§ **The problem**
State how many lines include "oral", giving the number by itself.

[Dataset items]
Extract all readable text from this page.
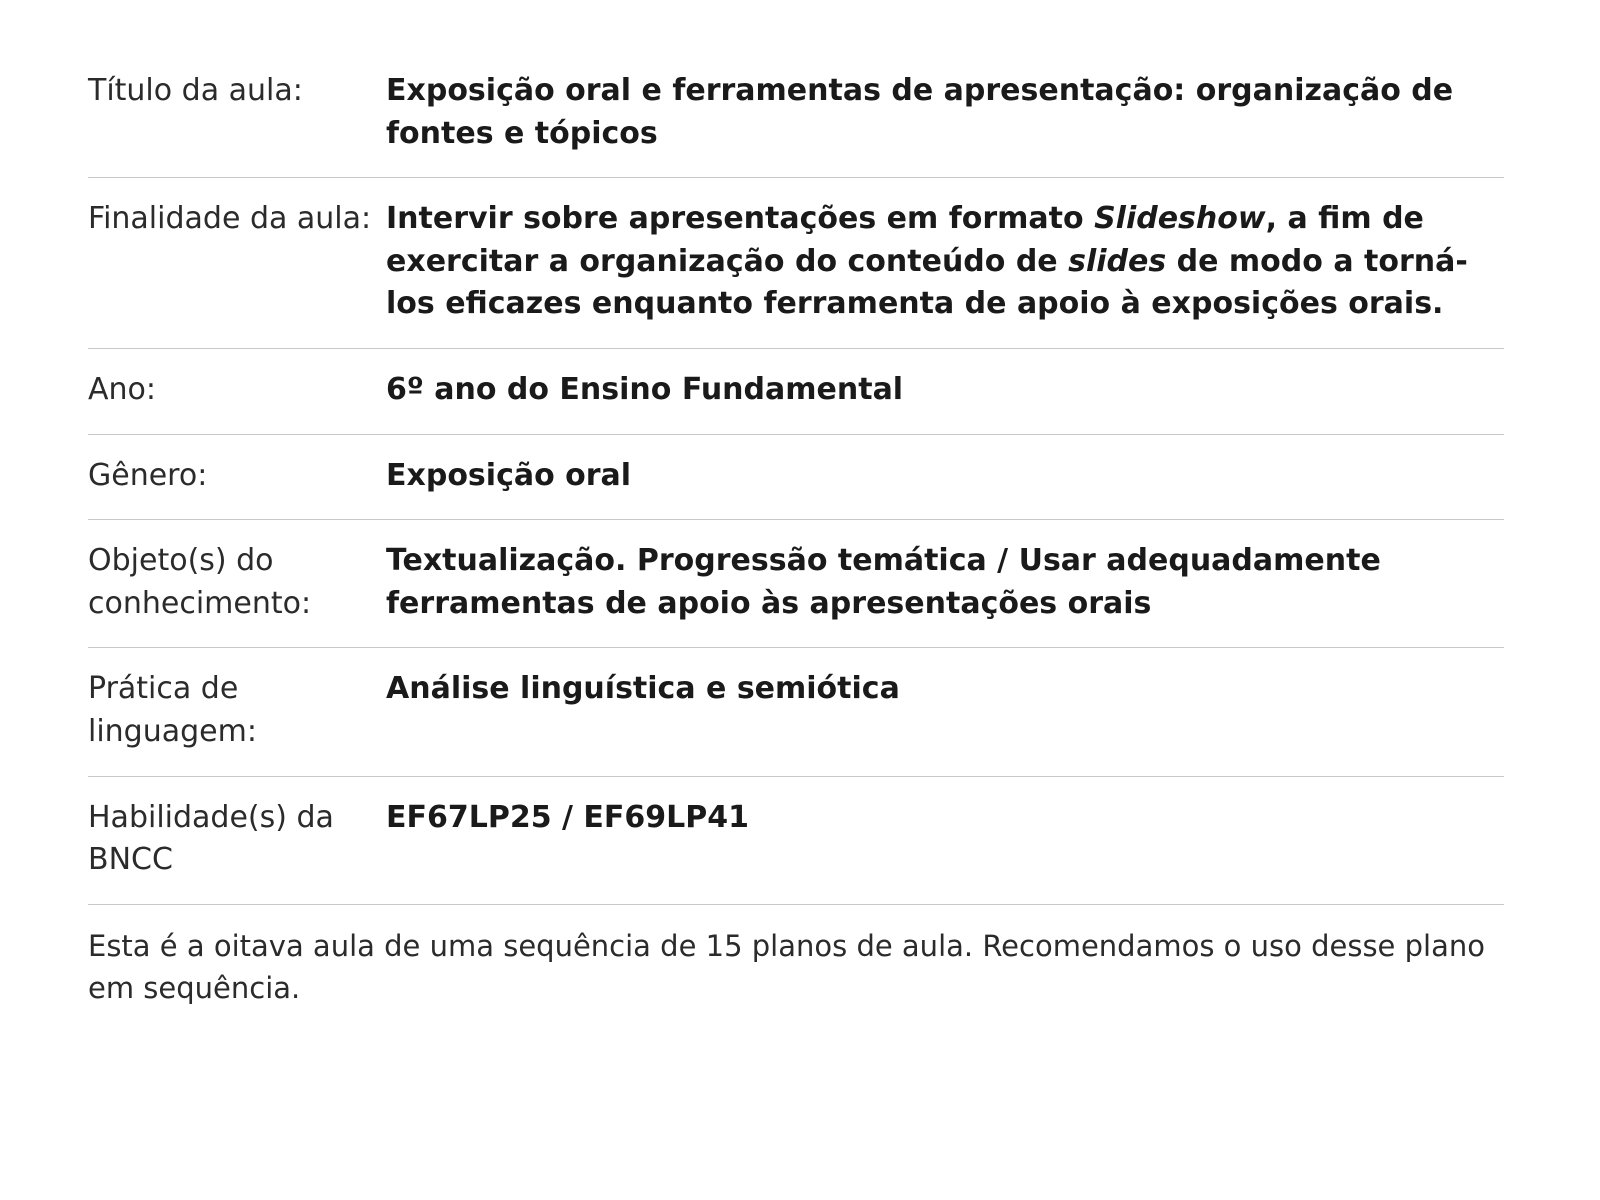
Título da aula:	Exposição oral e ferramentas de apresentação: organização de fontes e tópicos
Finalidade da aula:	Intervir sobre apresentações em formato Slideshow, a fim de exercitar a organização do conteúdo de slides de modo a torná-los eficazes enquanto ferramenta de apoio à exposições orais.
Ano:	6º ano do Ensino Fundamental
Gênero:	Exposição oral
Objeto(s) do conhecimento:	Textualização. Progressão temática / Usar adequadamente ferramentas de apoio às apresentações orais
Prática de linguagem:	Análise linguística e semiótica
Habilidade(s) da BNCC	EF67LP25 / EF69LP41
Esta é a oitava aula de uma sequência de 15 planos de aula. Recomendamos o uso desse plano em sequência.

---

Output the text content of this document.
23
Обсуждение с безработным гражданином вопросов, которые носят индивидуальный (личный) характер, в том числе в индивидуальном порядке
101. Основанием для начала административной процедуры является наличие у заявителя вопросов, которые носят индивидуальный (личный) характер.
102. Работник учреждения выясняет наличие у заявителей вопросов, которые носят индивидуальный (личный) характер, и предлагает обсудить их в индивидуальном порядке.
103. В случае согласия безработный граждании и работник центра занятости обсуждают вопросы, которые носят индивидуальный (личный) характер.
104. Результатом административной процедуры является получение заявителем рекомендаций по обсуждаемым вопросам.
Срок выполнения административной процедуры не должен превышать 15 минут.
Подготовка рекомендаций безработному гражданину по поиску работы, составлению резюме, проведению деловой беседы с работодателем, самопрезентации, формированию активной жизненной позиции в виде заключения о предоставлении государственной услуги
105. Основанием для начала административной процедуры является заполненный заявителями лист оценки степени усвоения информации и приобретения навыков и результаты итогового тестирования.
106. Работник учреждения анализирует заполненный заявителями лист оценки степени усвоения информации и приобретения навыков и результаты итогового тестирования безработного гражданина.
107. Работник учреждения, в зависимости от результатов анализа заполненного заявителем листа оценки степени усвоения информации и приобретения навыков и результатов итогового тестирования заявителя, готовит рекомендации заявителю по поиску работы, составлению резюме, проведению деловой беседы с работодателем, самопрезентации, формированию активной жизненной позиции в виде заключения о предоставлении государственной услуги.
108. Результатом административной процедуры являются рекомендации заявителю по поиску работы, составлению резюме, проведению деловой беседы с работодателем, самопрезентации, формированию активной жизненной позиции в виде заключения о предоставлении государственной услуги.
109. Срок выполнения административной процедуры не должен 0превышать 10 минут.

--

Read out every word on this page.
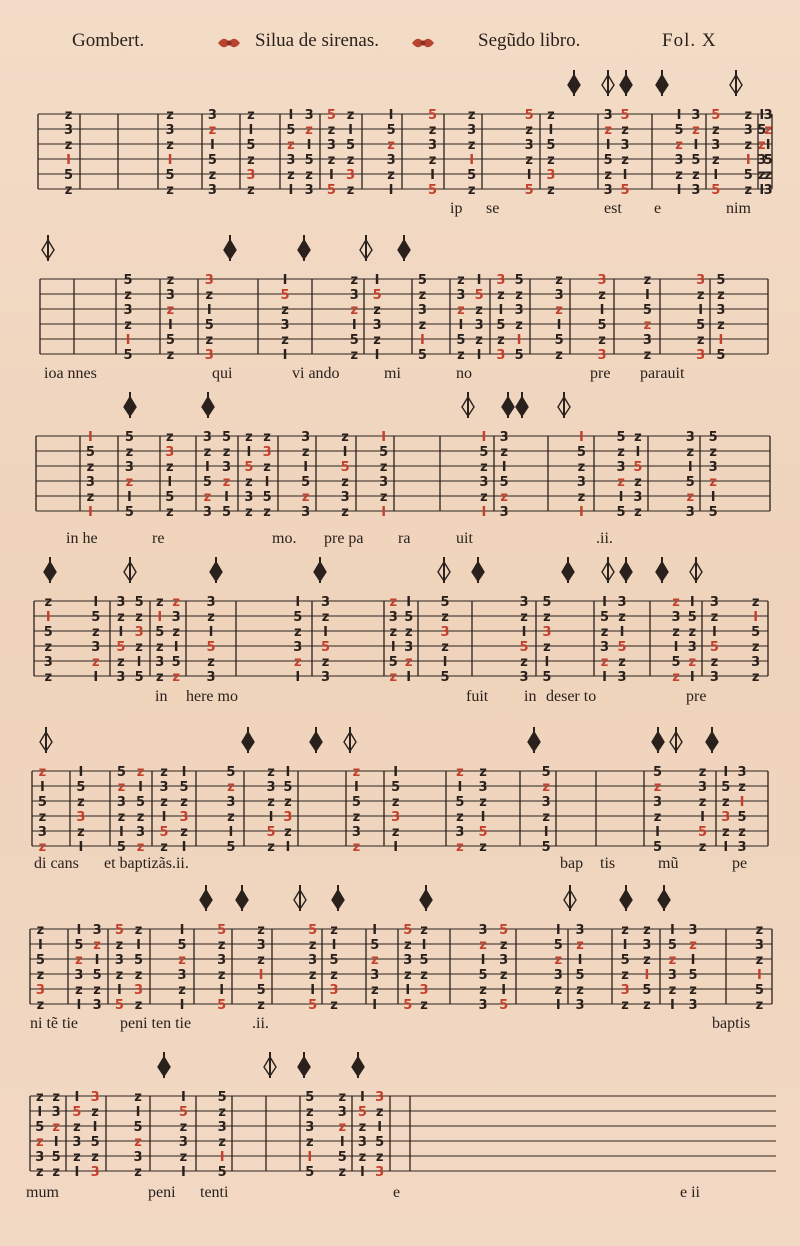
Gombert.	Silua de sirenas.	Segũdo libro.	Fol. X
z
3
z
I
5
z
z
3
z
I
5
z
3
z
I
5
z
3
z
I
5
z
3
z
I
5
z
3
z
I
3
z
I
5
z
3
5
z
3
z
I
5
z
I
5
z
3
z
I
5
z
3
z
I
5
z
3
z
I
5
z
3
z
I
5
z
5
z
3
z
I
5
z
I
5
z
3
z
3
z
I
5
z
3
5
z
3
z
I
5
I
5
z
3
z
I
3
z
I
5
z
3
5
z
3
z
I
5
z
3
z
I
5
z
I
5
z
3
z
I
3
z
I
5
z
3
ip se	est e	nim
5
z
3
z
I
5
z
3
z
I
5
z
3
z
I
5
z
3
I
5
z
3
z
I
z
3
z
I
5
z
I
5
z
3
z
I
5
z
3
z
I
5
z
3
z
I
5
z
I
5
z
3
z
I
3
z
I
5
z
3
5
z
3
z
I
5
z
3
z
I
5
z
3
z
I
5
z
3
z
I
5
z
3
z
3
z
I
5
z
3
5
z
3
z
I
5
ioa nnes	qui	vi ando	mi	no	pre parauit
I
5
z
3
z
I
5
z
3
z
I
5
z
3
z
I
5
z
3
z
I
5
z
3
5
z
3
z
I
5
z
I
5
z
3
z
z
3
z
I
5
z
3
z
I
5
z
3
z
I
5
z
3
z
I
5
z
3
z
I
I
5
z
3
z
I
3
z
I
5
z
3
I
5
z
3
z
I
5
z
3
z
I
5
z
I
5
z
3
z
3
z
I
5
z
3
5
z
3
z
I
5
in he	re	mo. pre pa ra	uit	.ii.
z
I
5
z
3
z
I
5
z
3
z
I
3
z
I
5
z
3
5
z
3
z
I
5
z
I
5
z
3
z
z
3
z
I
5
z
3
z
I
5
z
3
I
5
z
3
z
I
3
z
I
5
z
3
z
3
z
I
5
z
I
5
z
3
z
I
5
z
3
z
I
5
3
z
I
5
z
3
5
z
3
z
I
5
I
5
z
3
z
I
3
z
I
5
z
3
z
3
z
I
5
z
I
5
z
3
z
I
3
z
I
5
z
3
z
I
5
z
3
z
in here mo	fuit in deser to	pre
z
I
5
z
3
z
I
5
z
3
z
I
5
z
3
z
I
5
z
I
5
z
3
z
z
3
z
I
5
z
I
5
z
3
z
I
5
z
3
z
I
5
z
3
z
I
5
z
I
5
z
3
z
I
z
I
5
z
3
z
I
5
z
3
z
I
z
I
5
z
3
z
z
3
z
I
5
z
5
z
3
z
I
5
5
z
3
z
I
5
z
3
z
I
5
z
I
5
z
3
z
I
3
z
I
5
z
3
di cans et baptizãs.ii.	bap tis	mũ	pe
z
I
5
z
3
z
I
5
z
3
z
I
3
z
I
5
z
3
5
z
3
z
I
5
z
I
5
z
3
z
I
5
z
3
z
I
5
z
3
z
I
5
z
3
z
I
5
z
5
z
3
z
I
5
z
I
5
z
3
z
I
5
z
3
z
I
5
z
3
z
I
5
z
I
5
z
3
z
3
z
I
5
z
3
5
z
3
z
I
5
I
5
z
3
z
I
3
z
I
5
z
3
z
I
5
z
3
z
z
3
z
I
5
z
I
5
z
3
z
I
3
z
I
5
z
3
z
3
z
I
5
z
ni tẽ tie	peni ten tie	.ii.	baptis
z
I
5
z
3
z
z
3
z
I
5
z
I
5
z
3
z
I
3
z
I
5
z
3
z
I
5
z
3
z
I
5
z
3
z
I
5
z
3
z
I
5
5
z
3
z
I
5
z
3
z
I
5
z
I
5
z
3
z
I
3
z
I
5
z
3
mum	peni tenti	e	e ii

§ **Correct output**
2